Requirements: Write the data below out exactly as it stands. Do not include the pictures.
Start Input data
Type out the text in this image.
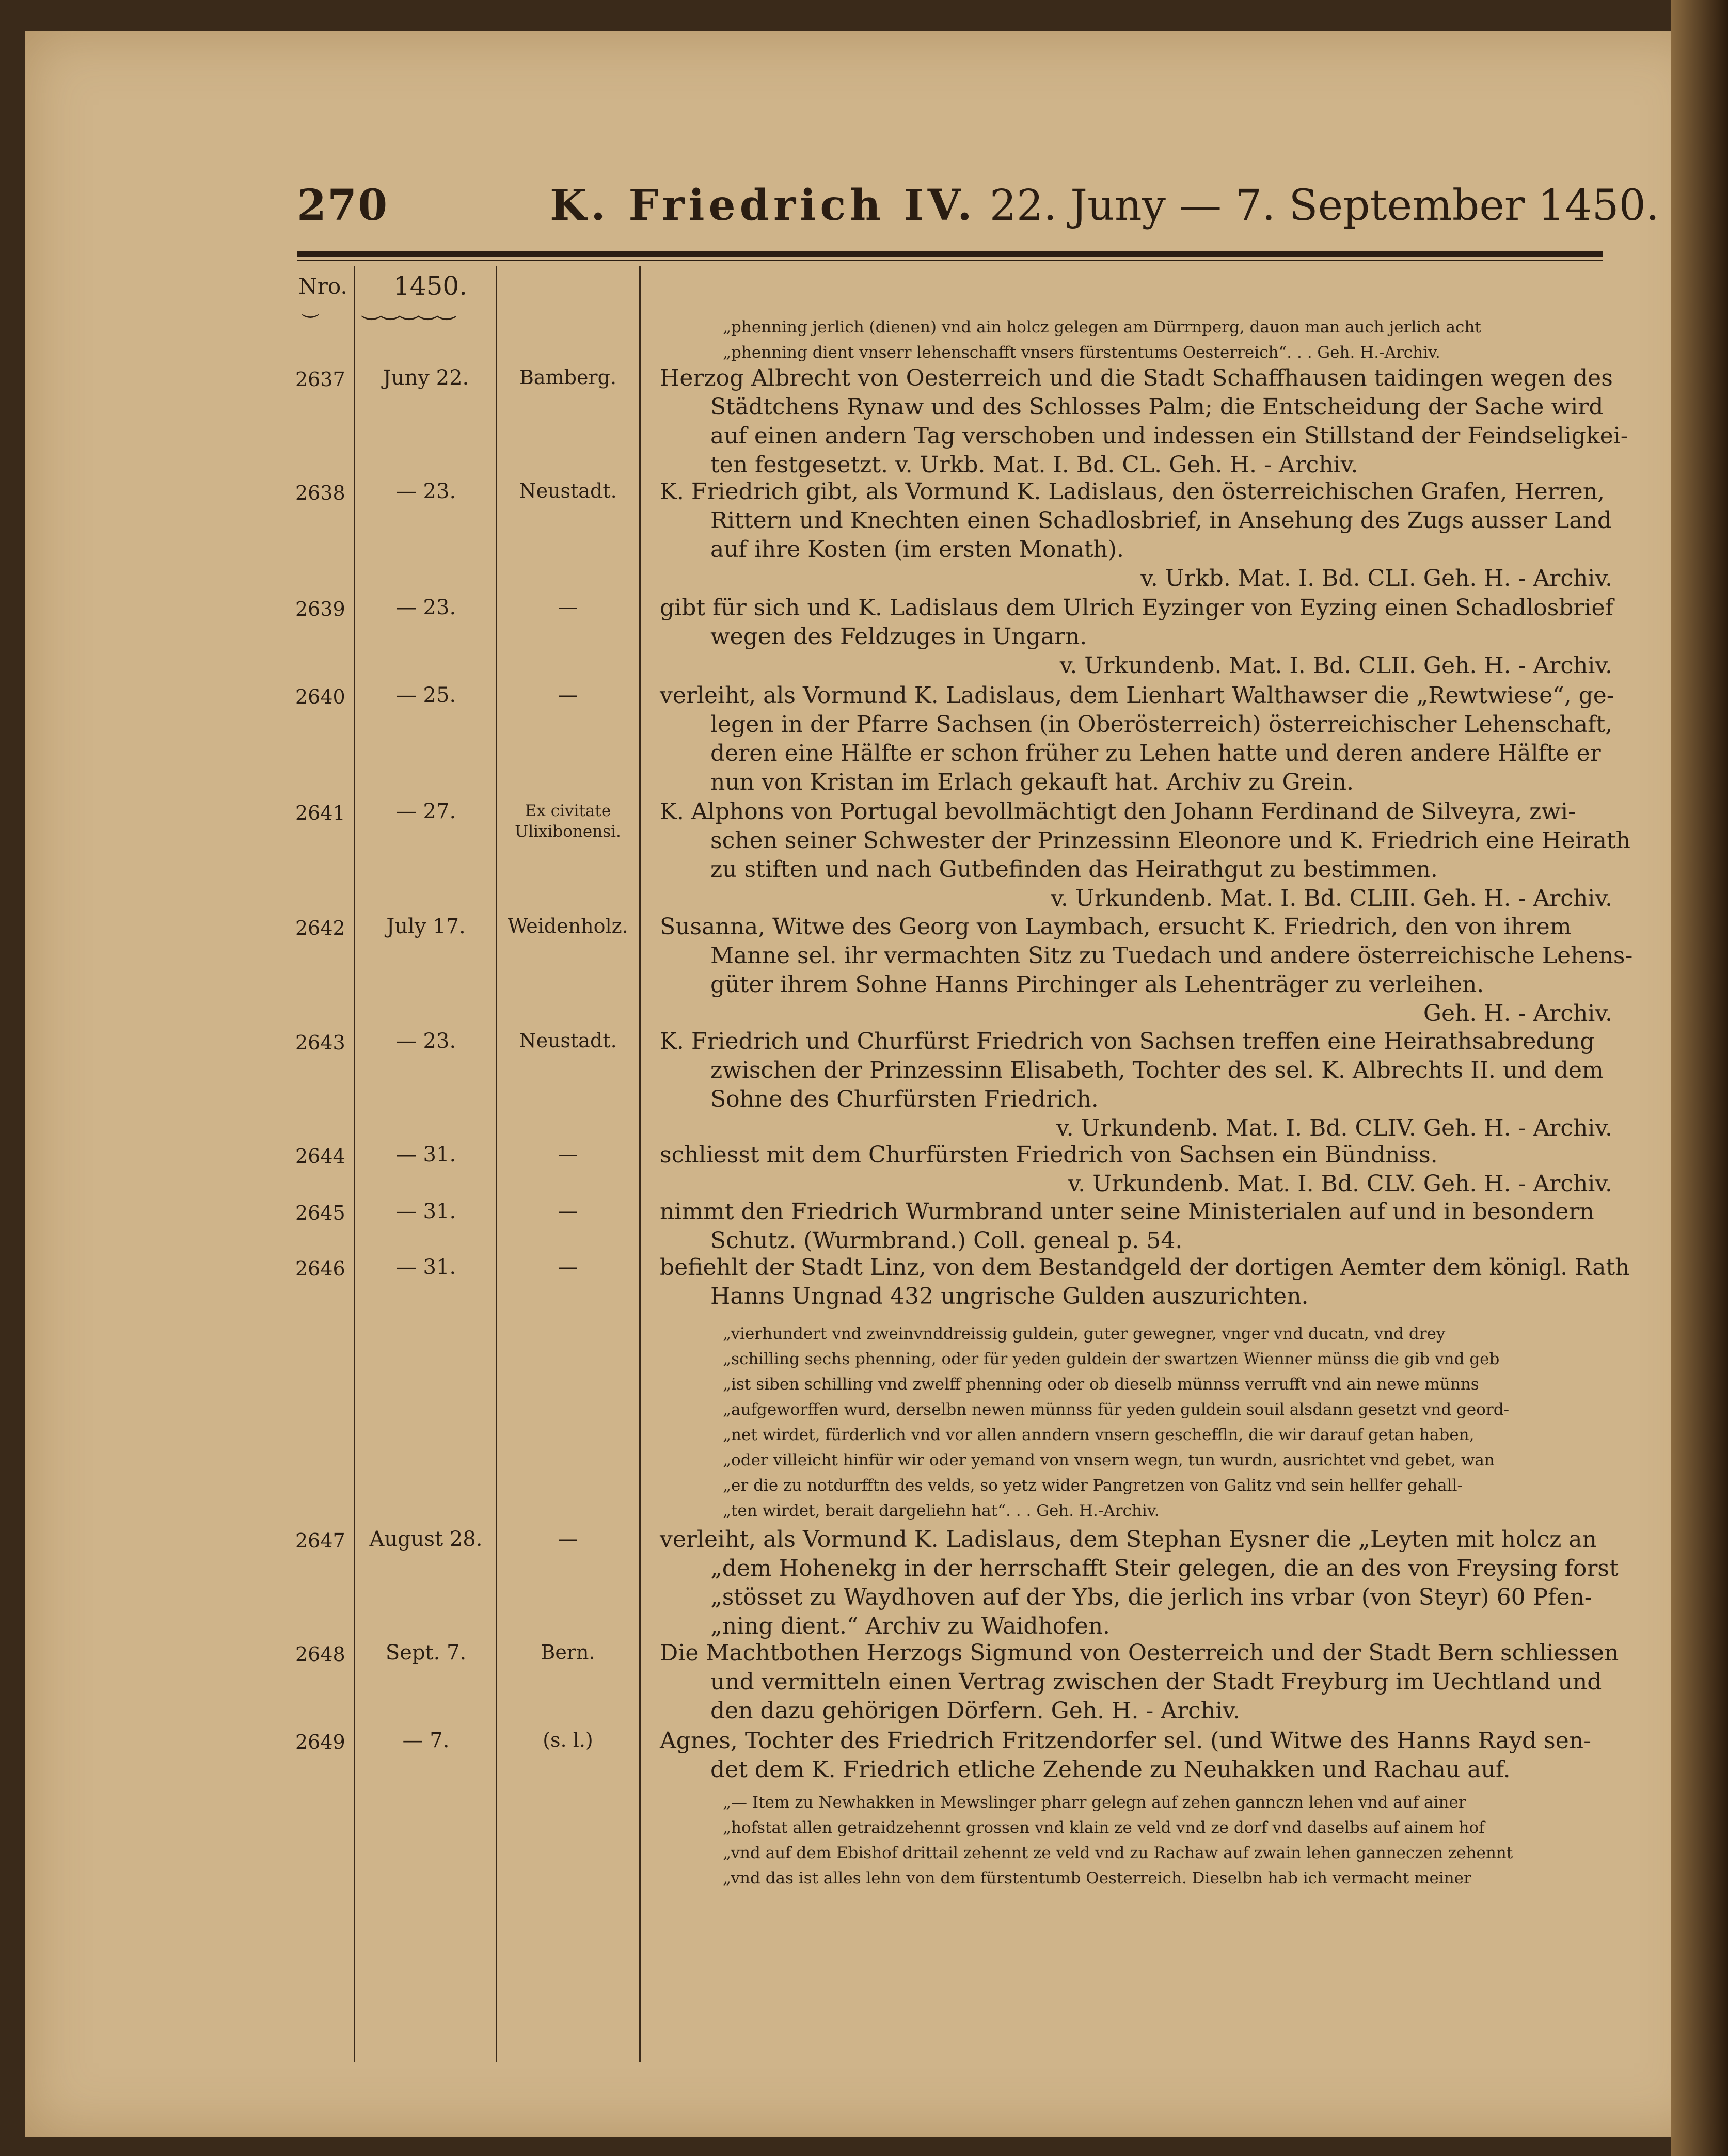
270	K. Friedrich IV. 22. Juny — 7. September 1450.
Nro.
⏝
1450.
⏝⏝⏝⏝⏝
„phenning jerlich (dienen) vnd ain holcz gelegen am Dürrnperg, dauon man auch jerlich acht
„phenning dient vnserr lehenschafft vnsers fürstentums Oesterreich“. . . Geh. H.-Archiv.
2637	Juny 22.	Bamberg.	Herzog Albrecht von Oesterreich und die Stadt Schaffhausen taidingen wegen des
Städtchens Rynaw und des Schlosses Palm; die Entscheidung der Sache wird
auf einen andern Tag verschoben und indessen ein Stillstand der Feindseligkei-
ten festgesetzt. v. Urkb. Mat. I. Bd. CL. Geh. H. - Archiv.
2638	— 23.	Neustadt.	K. Friedrich gibt, als Vormund K. Ladislaus, den österreichischen Grafen, Herren,
Rittern und Knechten einen Schadlosbrief, in Ansehung des Zugs ausser Land
auf ihre Kosten (im ersten Monath).
v. Urkb. Mat. I. Bd. CLI. Geh. H. - Archiv.
2639	— 23.	—	gibt für sich und K. Ladislaus dem Ulrich Eyzinger von Eyzing einen Schadlosbrief
wegen des Feldzuges in Ungarn.
v. Urkundenb. Mat. I. Bd. CLII. Geh. H. - Archiv.
2640	— 25.	—	verleiht, als Vormund K. Ladislaus, dem Lienhart Walthawser die „Rewtwiese“, ge-
legen in der Pfarre Sachsen (in Oberösterreich) österreichischer Lehenschaft,
deren eine Hälfte er schon früher zu Lehen hatte und deren andere Hälfte er
nun von Kristan im Erlach gekauft hat. Archiv zu Grein.
2641	— 27.	Ex civitate Ulixibonensi.
K. Alphons von Portugal bevollmächtigt den Johann Ferdinand de Silveyra, zwi-
schen seiner Schwester der Prinzessinn Eleonore und K. Friedrich eine Heirath
zu stiften und nach Gutbefinden das Heirathgut zu bestimmen.
v. Urkundenb. Mat. I. Bd. CLIII. Geh. H. - Archiv.
2642	July 17.	Weidenholz.	Susanna, Witwe des Georg von Laymbach, ersucht K. Friedrich, den von ihrem
Manne sel. ihr vermachten Sitz zu Tuedach und andere österreichische Lehens-
güter ihrem Sohne Hanns Pirchinger als Lehenträger zu verleihen.
Geh. H. - Archiv.
2643	— 23.	Neustadt.	K. Friedrich und Churfürst Friedrich von Sachsen treffen eine Heirathsabredung
zwischen der Prinzessinn Elisabeth, Tochter des sel. K. Albrechts II. und dem
Sohne des Churfürsten Friedrich.
v. Urkundenb. Mat. I. Bd. CLIV. Geh. H. - Archiv.
2644	— 31.	—	schliesst mit dem Churfürsten Friedrich von Sachsen ein Bündniss.
v. Urkundenb. Mat. I. Bd. CLV. Geh. H. - Archiv.
2645	— 31.	—	nimmt den Friedrich Wurmbrand unter seine Ministerialen auf und in besondern
Schutz. (Wurmbrand.) Coll. geneal p. 54.
2646	— 31.	—	befiehlt der Stadt Linz, von dem Bestandgeld der dortigen Aemter dem königl. Rath
Hanns Ungnad 432 ungrische Gulden auszurichten.
2647	August 28.	—	verleiht, als Vormund K. Ladislaus, dem Stephan Eysner die „Leyten mit holcz an
„dem Hohenekg in der herrschafft Steir gelegen, die an des von Freysing forst
„stösset zu Waydhoven auf der Ybs, die jerlich ins vrbar (von Steyr) 60 Pfen-
„ning dient.“ Archiv zu Waidhofen.
2648	Sept. 7.	Bern.	Die Machtbothen Herzogs Sigmund von Oesterreich und der Stadt Bern schliessen
und vermitteln einen Vertrag zwischen der Stadt Freyburg im Uechtland und
den dazu gehörigen Dörfern. Geh. H. - Archiv.
2649	— 7.	(s. l.)	Agnes, Tochter des Friedrich Fritzendorfer sel. (und Witwe des Hanns Rayd sen-
det dem K. Friedrich etliche Zehende zu Neuhakken und Rachau auf.
„vierhundert vnd zweinvnddreissig guldein, guter gewegner, vnger vnd ducatn, vnd drey
„schilling sechs phenning, oder für yeden guldein der swartzen Wienner münss die gib vnd geb
„ist siben schilling vnd zwelff phenning oder ob dieselb münnss verrufft vnd ain newe münns
„aufgeworffen wurd, derselbn newen münnss für yeden guldein souil alsdann gesetzt vnd geord-
„net wirdet, fürderlich vnd vor allen anndern vnsern gescheffln, die wir darauf getan haben,
„oder villeicht hinfür wir oder yemand von vnsern wegn, tun wurdn, ausrichtet vnd gebet, wan
„er die zu notdurfftn des velds, so yetz wider Pangretzen von Galitz vnd sein hellfer gehall-
„ten wirdet, berait dargeliehn hat“. . . Geh. H.-Archiv.
„— Item zu Newhakken in Mewslinger pharr gelegn auf zehen gannczn lehen vnd auf ainer
„hofstat allen getraidzehennt grossen vnd klain ze veld vnd ze dorf vnd daselbs auf ainem hof
„vnd auf dem Ebishof drittail zehennt ze veld vnd zu Rachaw auf zwain lehen ganneczen zehennt
„vnd das ist alles lehn von dem fürstentumb Oesterreich. Dieselbn hab ich vermacht meiner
End Input data
Correct answer:
Type out the text in this image.
270	K. Friedrich IV. 22. Juny — 7. September 1450.
Nro.
⏝
1450.
⏝⏝⏝⏝⏝
„phenning jerlich (dienen) vnd ain holcz gelegen am Dürrnperg, dauon man auch jerlich acht
„phenning dient vnserr lehenschafft vnsers fürstentums Oesterreich“. . . Geh. H.-Archiv.
2637	Juny 22.	Bamberg.	Herzog Albrecht von Oesterreich und die Stadt Schaffhausen taidingen wegen des
Städtchens Rynaw und des Schlosses Palm; die Entscheidung der Sache wird
auf einen andern Tag verschoben und indessen ein Stillstand der Feindseligkei-
ten festgesetzt. v. Urkb. Mat. I. Bd. CL. Geh. H. - Archiv.
2638	— 23.	Neustadt.	K. Friedrich gibt, als Vormund K. Ladislaus, den österreichischen Grafen, Herren,
Rittern und Knechten einen Schadlosbrief, in Ansehung des Zugs ausser Land
auf ihre Kosten (im ersten Monath).
v. Urkb. Mat. I. Bd. CLI. Geh. H. - Archiv.
2639	— 23.	—	gibt für sich und K. Ladislaus dem Ulrich Eyzinger von Eyzing einen Schadlosbrief
wegen des Feldzuges in Ungarn.
v. Urkundenb. Mat. I. Bd. CLII. Geh. H. - Archiv.
2640	— 25.	—	verleiht, als Vormund K. Ladislaus, dem Lienhart Walthawser die „Rewtwiese“, ge-
legen in der Pfarre Sachsen (in Oberösterreich) österreichischer Lehenschaft,
deren eine Hälfte er schon früher zu Lehen hatte und deren andere Hälfte er
nun von Kristan im Erlach gekauft hat. Archiv zu Grein.
2641	— 27.	Ex civitate Ulixibonensi.
K. Alphons von Portugal bevollmächtigt den Johann Ferdinand de Silveyra, zwi-
schen seiner Schwester der Prinzessinn Eleonore und K. Friedrich eine Heirath
zu stiften und nach Gutbefinden das Heirathgut zu bestimmen.
v. Urkundenb. Mat. I. Bd. CLIII. Geh. H. - Archiv.
2642	July 17.	Weidenholz.	Susanna, Witwe des Georg von Laymbach, ersucht K. Friedrich, den von ihrem
Manne sel. ihr vermachten Sitz zu Tuedach und andere österreichische Lehens-
güter ihrem Sohne Hanns Pirchinger als Lehenträger zu verleihen.
Geh. H. - Archiv.
2643	— 23.	Neustadt.	K. Friedrich und Churfürst Friedrich von Sachsen treffen eine Heirathsabredung
zwischen der Prinzessinn Elisabeth, Tochter des sel. K. Albrechts II. und dem
Sohne des Churfürsten Friedrich.
v. Urkundenb. Mat. I. Bd. CLIV. Geh. H. - Archiv.
2644	— 31.	—	schliesst mit dem Churfürsten Friedrich von Sachsen ein Bündniss.
v. Urkundenb. Mat. I. Bd. CLV. Geh. H. - Archiv.
2645	— 31.	—	nimmt den Friedrich Wurmbrand unter seine Ministerialen auf und in besondern
Schutz. (Wurmbrand.) Coll. geneal p. 54.
2646	— 31.	—	befiehlt der Stadt Linz, von dem Bestandgeld der dortigen Aemter dem königl. Rath
Hanns Ungnad 432 ungrische Gulden auszurichten.
2647	August 28.	—	verleiht, als Vormund K. Ladislaus, dem Stephan Eysner die „Leyten mit holcz an
„dem Hohenekg in der herrschafft Steir gelegen, die an des von Freysing forst
„stösset zu Waydhoven auf der Ybs, die jerlich ins vrbar (von Steyr) 60 Pfen-
„ning dient.“ Archiv zu Waidhofen.
2648	Sept. 7.	Bern.	Die Machtbothen Herzogs Sigmund von Oesterreich und der Stadt Bern schliessen
und vermitteln einen Vertrag zwischen der Stadt Freyburg im Uechtland und
den dazu gehörigen Dörfern. Geh. H. - Archiv.
2649	— 7.	(s. l.)	Agnes, Tochter des Friedrich Fritzendorfer sel. (und Witwe des Hanns Rayd sen-
det dem K. Friedrich etliche Zehende zu Neuhakken und Rachau auf.
„vierhundert vnd zweinvnddreissig guldein, guter gewegner, vnger vnd ducatn, vnd drey
„schilling sechs phenning, oder für yeden guldein der swartzen Wienner münss die gib vnd geb
„ist siben schilling vnd zwelff phenning oder ob dieselb münnss verrufft vnd ain newe münns
„aufgeworffen wurd, derselbn newen münnss für yeden guldein souil alsdann gesetzt vnd geord-
„net wirdet, fürderlich vnd vor allen anndern vnsern gescheffln, die wir darauf getan haben,
„oder villeicht hinfür wir oder yemand von vnsern wegn, tun wurdn, ausrichtet vnd gebet, wan
„er die zu notdurfftn des velds, so yetz wider Pangretzen von Galitz vnd sein hellfer gehall-
„ten wirdet, berait dargeliehn hat“. . . Geh. H.-Archiv.
„— Item zu Newhakken in Mewslinger pharr gelegn auf zehen gannczn lehen vnd auf ainer
„hofstat allen getraidzehennt grossen vnd klain ze veld vnd ze dorf vnd daselbs auf ainem hof
„vnd auf dem Ebishof drittail zehennt ze veld vnd zu Rachaw auf zwain lehen ganneczen zehennt
„vnd das ist alles lehn von dem fürstentumb Oesterreich. Dieselbn hab ich vermacht meiner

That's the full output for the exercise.